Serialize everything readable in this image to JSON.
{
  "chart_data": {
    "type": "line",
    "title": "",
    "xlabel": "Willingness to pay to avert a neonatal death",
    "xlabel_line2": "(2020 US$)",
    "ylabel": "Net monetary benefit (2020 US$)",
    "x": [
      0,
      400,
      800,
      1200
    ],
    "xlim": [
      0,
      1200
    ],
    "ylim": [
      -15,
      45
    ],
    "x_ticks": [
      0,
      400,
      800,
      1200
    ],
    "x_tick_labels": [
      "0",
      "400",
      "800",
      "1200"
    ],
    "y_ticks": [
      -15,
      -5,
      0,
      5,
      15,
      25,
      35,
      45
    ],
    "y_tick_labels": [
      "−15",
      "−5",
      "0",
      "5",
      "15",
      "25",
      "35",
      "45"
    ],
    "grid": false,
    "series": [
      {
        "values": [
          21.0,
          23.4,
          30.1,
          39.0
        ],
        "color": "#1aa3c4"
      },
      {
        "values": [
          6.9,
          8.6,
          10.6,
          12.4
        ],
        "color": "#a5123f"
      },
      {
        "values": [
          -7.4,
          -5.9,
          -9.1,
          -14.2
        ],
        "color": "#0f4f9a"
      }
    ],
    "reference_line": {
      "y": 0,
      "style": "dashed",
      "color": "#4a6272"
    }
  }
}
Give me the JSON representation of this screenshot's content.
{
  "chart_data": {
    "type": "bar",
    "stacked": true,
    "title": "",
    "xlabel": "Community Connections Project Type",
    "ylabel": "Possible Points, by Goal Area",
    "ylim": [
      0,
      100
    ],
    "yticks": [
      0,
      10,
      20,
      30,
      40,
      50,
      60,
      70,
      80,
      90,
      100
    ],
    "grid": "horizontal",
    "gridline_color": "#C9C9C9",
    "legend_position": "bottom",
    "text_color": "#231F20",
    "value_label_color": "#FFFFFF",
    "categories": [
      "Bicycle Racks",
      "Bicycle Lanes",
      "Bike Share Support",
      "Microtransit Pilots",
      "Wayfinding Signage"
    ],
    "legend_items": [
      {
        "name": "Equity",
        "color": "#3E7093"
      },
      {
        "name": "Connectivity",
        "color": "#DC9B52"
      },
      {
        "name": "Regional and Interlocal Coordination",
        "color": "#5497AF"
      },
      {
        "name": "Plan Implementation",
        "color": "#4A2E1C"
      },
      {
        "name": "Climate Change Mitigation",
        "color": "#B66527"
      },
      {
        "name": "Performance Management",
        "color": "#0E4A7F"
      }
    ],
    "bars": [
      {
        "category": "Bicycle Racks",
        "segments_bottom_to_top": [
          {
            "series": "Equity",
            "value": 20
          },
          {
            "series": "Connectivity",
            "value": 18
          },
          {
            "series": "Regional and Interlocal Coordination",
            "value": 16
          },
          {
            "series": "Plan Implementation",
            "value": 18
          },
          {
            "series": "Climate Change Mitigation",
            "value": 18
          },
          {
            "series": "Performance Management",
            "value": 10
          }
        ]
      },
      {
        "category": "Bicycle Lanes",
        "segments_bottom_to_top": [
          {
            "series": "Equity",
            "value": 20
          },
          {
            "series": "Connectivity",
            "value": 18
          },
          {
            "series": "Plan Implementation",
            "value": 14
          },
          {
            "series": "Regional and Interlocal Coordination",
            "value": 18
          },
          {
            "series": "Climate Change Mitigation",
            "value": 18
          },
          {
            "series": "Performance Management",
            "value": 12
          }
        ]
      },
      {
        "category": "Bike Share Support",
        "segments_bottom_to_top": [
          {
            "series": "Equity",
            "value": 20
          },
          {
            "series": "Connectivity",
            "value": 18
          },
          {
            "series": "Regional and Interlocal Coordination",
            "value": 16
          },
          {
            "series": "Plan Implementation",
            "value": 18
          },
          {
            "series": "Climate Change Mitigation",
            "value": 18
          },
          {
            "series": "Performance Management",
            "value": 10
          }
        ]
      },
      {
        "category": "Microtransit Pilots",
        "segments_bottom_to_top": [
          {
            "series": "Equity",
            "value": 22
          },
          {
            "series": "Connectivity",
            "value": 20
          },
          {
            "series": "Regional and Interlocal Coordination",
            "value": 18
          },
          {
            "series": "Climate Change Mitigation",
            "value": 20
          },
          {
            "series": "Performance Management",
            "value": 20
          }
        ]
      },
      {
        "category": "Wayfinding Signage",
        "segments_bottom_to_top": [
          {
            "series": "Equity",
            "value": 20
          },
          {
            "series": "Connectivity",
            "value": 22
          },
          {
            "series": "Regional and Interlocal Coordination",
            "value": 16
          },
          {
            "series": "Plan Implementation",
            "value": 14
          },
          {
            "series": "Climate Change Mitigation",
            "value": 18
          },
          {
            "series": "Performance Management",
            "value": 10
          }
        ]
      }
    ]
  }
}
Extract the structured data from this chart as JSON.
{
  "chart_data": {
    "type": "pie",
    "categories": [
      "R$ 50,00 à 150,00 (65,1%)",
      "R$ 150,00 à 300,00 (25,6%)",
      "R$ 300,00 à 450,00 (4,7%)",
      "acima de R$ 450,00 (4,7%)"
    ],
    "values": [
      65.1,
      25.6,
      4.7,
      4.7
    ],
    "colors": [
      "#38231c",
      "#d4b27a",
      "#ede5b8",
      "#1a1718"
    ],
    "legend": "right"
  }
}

_____

:: Work to complete ::
Filter the listing above for the string "Wayfinding" and copy every matching line.

:: Exercise answer ::
      "Wayfinding Signage"
        "category": "Wayfinding Signage",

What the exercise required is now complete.